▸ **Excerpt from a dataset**

+===+

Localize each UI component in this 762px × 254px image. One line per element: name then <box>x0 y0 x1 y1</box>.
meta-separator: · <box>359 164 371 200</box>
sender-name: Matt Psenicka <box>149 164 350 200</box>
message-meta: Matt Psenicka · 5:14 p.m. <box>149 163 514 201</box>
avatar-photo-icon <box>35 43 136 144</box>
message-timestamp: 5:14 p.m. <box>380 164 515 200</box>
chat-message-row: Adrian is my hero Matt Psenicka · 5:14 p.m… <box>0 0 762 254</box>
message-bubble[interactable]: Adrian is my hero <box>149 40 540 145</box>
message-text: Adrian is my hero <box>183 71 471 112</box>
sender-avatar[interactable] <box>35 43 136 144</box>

+===+

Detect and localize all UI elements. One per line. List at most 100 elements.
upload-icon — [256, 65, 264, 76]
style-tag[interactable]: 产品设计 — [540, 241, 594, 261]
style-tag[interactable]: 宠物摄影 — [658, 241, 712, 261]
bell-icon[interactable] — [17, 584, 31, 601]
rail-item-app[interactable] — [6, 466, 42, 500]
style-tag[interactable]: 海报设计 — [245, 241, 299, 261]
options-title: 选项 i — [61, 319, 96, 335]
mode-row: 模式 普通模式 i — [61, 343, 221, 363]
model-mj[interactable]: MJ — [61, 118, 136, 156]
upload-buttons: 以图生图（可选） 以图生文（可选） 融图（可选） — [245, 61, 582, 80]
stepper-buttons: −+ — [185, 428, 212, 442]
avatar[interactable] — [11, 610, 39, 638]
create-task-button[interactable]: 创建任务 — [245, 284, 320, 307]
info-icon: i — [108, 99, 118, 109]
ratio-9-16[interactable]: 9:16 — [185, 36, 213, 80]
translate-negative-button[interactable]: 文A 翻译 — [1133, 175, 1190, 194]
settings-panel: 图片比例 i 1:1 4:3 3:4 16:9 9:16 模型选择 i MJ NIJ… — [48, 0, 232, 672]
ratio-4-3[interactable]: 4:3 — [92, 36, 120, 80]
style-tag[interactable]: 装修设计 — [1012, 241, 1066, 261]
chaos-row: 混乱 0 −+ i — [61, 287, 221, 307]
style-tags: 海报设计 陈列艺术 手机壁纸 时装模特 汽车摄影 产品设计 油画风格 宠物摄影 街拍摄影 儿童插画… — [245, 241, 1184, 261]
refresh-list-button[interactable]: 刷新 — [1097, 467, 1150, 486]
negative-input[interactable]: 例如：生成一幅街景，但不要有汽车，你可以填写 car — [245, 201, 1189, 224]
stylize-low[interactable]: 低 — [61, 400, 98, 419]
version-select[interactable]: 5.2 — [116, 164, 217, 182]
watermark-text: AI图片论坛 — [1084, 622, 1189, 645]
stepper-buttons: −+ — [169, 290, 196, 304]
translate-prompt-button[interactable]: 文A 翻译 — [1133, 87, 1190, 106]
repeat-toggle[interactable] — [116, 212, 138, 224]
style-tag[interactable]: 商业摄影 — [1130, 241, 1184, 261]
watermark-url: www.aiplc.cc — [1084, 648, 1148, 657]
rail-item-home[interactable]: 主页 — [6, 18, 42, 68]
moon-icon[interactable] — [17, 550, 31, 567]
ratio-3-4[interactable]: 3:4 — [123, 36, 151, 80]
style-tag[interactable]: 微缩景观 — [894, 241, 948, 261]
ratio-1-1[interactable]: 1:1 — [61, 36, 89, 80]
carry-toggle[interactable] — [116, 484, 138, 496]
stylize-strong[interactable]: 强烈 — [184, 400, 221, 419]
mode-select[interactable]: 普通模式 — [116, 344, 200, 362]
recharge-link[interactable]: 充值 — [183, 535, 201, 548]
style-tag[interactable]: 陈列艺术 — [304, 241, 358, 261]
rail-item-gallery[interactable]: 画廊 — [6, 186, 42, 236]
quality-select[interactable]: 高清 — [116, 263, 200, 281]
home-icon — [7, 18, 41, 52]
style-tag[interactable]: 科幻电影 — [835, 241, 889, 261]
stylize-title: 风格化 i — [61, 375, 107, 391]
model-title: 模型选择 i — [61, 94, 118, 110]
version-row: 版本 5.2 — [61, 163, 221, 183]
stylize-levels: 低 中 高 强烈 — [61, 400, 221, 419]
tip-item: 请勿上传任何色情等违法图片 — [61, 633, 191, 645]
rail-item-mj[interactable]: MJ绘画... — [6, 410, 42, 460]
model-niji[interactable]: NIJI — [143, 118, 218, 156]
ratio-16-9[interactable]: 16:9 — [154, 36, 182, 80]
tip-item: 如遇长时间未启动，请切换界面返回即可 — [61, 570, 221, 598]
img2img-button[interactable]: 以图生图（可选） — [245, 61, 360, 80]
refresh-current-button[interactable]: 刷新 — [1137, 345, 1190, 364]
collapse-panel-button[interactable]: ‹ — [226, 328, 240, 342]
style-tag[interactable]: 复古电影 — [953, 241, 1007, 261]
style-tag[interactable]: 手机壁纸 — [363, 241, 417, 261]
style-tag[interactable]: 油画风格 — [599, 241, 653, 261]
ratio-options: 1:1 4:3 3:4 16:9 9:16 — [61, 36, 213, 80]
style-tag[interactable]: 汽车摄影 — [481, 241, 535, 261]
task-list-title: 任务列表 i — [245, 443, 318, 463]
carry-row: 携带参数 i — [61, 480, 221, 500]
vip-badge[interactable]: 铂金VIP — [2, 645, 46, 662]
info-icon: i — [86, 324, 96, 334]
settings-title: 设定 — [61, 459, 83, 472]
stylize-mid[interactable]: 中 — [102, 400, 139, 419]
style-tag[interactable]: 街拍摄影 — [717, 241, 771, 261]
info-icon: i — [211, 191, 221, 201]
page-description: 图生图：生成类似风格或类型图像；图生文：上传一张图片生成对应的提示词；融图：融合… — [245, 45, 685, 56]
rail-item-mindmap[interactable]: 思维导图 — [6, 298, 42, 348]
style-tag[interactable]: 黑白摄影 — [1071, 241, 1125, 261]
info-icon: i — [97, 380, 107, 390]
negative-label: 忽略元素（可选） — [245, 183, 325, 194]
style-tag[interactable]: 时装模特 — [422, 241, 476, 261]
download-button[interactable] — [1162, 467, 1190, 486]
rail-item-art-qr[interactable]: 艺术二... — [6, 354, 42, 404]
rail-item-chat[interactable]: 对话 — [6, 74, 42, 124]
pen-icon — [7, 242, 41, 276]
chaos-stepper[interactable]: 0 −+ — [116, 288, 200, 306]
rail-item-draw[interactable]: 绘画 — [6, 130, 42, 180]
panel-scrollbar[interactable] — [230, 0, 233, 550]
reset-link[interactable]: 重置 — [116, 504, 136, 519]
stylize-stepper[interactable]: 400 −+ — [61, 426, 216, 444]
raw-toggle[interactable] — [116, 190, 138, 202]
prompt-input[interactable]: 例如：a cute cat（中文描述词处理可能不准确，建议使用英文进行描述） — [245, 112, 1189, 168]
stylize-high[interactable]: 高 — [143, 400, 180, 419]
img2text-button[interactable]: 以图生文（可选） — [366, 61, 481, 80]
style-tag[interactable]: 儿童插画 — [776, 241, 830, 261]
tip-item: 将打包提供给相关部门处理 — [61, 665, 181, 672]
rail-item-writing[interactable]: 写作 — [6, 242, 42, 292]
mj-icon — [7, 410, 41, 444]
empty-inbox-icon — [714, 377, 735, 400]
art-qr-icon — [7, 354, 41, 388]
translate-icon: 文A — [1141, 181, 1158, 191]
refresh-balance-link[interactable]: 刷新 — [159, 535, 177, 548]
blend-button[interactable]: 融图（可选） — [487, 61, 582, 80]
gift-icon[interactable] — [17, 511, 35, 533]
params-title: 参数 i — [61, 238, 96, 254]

+===+

Rewrite the part of the entries that opens with the line containing "Localize each UI" and closes with the line containing "chat-message-row: Adrian is", both lines included, as a JSON list of strings with one string per line. Leave out blank lines.

▸ **COMPLETED TASK**
[
  "Localize each UI component in this 762px × 254px image. One line per element: name then <box>x0 y0 x1 y1</box>.",
  "meta-separator: · <box>359 164 371 200</box>",
  "sender-name: Matt Psenicka <box>149 164 350 200</box>",
  "message-meta: Matt Psenicka · 5:14 p.m. <box>149 163 514 201</box>",
  "avatar-photo-icon <box>35 43 136 144</box>",
  "message-timestamp: 5:14 p.m. <box>380 164 515 200</box>",
  "chat-message-row: Adrian is my hero Matt Psenicka · 5:14 p.m… <box>0 0 762 254</box>"
]